> WORK TO DO: Every entry below should be repeated exactly; the pictures should not.
━━━━━ MATERIAL SHOWN
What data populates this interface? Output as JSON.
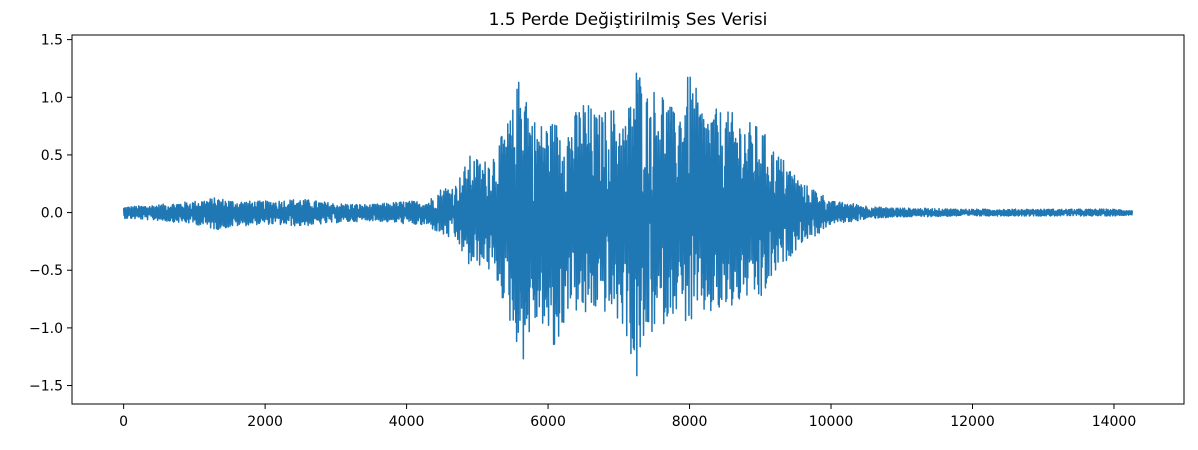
{
  "chart_data": {
    "type": "line",
    "title": "1.5 Perde Değiştirilmiş Ses Verisi",
    "xlabel": "",
    "ylabel": "",
    "xlim": [
      -730,
      14990
    ],
    "ylim": [
      -1.66,
      1.54
    ],
    "x_ticks": [
      0,
      2000,
      4000,
      6000,
      8000,
      10000,
      12000,
      14000
    ],
    "x_tick_labels": [
      "0",
      "2000",
      "4000",
      "6000",
      "8000",
      "10000",
      "12000",
      "14000"
    ],
    "y_ticks": [
      1.5,
      1.0,
      0.5,
      0.0,
      -0.5,
      -1.0,
      -1.5
    ],
    "y_tick_labels": [
      "1.5",
      "1.0",
      "0.5",
      "0.0",
      "−0.5",
      "−1.0",
      "−1.5"
    ],
    "grid": false,
    "series": [
      {
        "color": "#1f77b4",
        "x_start": 0,
        "x_end": 14260,
        "envelope": {
          "x": [
            0,
            500,
            1000,
            1300,
            1600,
            2000,
            2500,
            3000,
            3500,
            4000,
            4300,
            4500,
            4700,
            4900,
            5100,
            5300,
            5500,
            5650,
            5750,
            5900,
            6100,
            6300,
            6500,
            6700,
            6900,
            7100,
            7250,
            7400,
            7600,
            7800,
            8000,
            8200,
            8400,
            8600,
            8800,
            9000,
            9200,
            9400,
            9600,
            9800,
            10000,
            10300,
            10600,
            11000,
            12000,
            13000,
            14000,
            14260
          ],
          "upper": [
            0.05,
            0.07,
            0.1,
            0.13,
            0.1,
            0.1,
            0.12,
            0.08,
            0.07,
            0.1,
            0.1,
            0.22,
            0.25,
            0.5,
            0.45,
            0.6,
            0.9,
            1.38,
            0.85,
            0.78,
            0.8,
            0.78,
            1.0,
            0.85,
            0.93,
            0.8,
            1.32,
            1.05,
            1.12,
            0.85,
            1.23,
            0.9,
            0.9,
            0.87,
            0.8,
            0.75,
            0.55,
            0.42,
            0.25,
            0.2,
            0.1,
            0.08,
            0.05,
            0.04,
            0.03,
            0.03,
            0.03,
            0.02
          ],
          "lower": [
            -0.05,
            -0.07,
            -0.1,
            -0.15,
            -0.12,
            -0.1,
            -0.12,
            -0.09,
            -0.07,
            -0.1,
            -0.12,
            -0.2,
            -0.25,
            -0.5,
            -0.45,
            -0.65,
            -1.05,
            -1.29,
            -1.05,
            -0.95,
            -1.3,
            -0.8,
            -0.95,
            -0.85,
            -0.9,
            -1.05,
            -1.5,
            -1.1,
            -1.0,
            -0.85,
            -1.0,
            -0.9,
            -0.9,
            -0.85,
            -0.75,
            -0.8,
            -0.55,
            -0.4,
            -0.25,
            -0.2,
            -0.1,
            -0.08,
            -0.05,
            -0.04,
            -0.03,
            -0.03,
            -0.03,
            -0.02
          ]
        }
      }
    ]
  }
}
━━━━━━━━━━
> RESULT OF THE EXERCISE:
What data populates this interface? Output as JSON.
{
  "chart_data": {
    "type": "line",
    "title": "1.5 Perde Değiştirilmiş Ses Verisi",
    "xlabel": "",
    "ylabel": "",
    "xlim": [
      -730,
      14990
    ],
    "ylim": [
      -1.66,
      1.54
    ],
    "x_ticks": [
      0,
      2000,
      4000,
      6000,
      8000,
      10000,
      12000,
      14000
    ],
    "x_tick_labels": [
      "0",
      "2000",
      "4000",
      "6000",
      "8000",
      "10000",
      "12000",
      "14000"
    ],
    "y_ticks": [
      1.5,
      1.0,
      0.5,
      0.0,
      -0.5,
      -1.0,
      -1.5
    ],
    "y_tick_labels": [
      "1.5",
      "1.0",
      "0.5",
      "0.0",
      "−0.5",
      "−1.0",
      "−1.5"
    ],
    "grid": false,
    "series": [
      {
        "color": "#1f77b4",
        "x_start": 0,
        "x_end": 14260,
        "envelope": {
          "x": [
            0,
            500,
            1000,
            1300,
            1600,
            2000,
            2500,
            3000,
            3500,
            4000,
            4300,
            4500,
            4700,
            4900,
            5100,
            5300,
            5500,
            5650,
            5750,
            5900,
            6100,
            6300,
            6500,
            6700,
            6900,
            7100,
            7250,
            7400,
            7600,
            7800,
            8000,
            8200,
            8400,
            8600,
            8800,
            9000,
            9200,
            9400,
            9600,
            9800,
            10000,
            10300,
            10600,
            11000,
            12000,
            13000,
            14000,
            14260
          ],
          "upper": [
            0.05,
            0.07,
            0.1,
            0.13,
            0.1,
            0.1,
            0.12,
            0.08,
            0.07,
            0.1,
            0.1,
            0.22,
            0.25,
            0.5,
            0.45,
            0.6,
            0.9,
            1.38,
            0.85,
            0.78,
            0.8,
            0.78,
            1.0,
            0.85,
            0.93,
            0.8,
            1.32,
            1.05,
            1.12,
            0.85,
            1.23,
            0.9,
            0.9,
            0.87,
            0.8,
            0.75,
            0.55,
            0.42,
            0.25,
            0.2,
            0.1,
            0.08,
            0.05,
            0.04,
            0.03,
            0.03,
            0.03,
            0.02
          ],
          "lower": [
            -0.05,
            -0.07,
            -0.1,
            -0.15,
            -0.12,
            -0.1,
            -0.12,
            -0.09,
            -0.07,
            -0.1,
            -0.12,
            -0.2,
            -0.25,
            -0.5,
            -0.45,
            -0.65,
            -1.05,
            -1.29,
            -1.05,
            -0.95,
            -1.3,
            -0.8,
            -0.95,
            -0.85,
            -0.9,
            -1.05,
            -1.5,
            -1.1,
            -1.0,
            -0.85,
            -1.0,
            -0.9,
            -0.9,
            -0.85,
            -0.75,
            -0.8,
            -0.55,
            -0.4,
            -0.25,
            -0.2,
            -0.1,
            -0.08,
            -0.05,
            -0.04,
            -0.03,
            -0.03,
            -0.03,
            -0.02
          ]
        }
      }
    ]
  }
}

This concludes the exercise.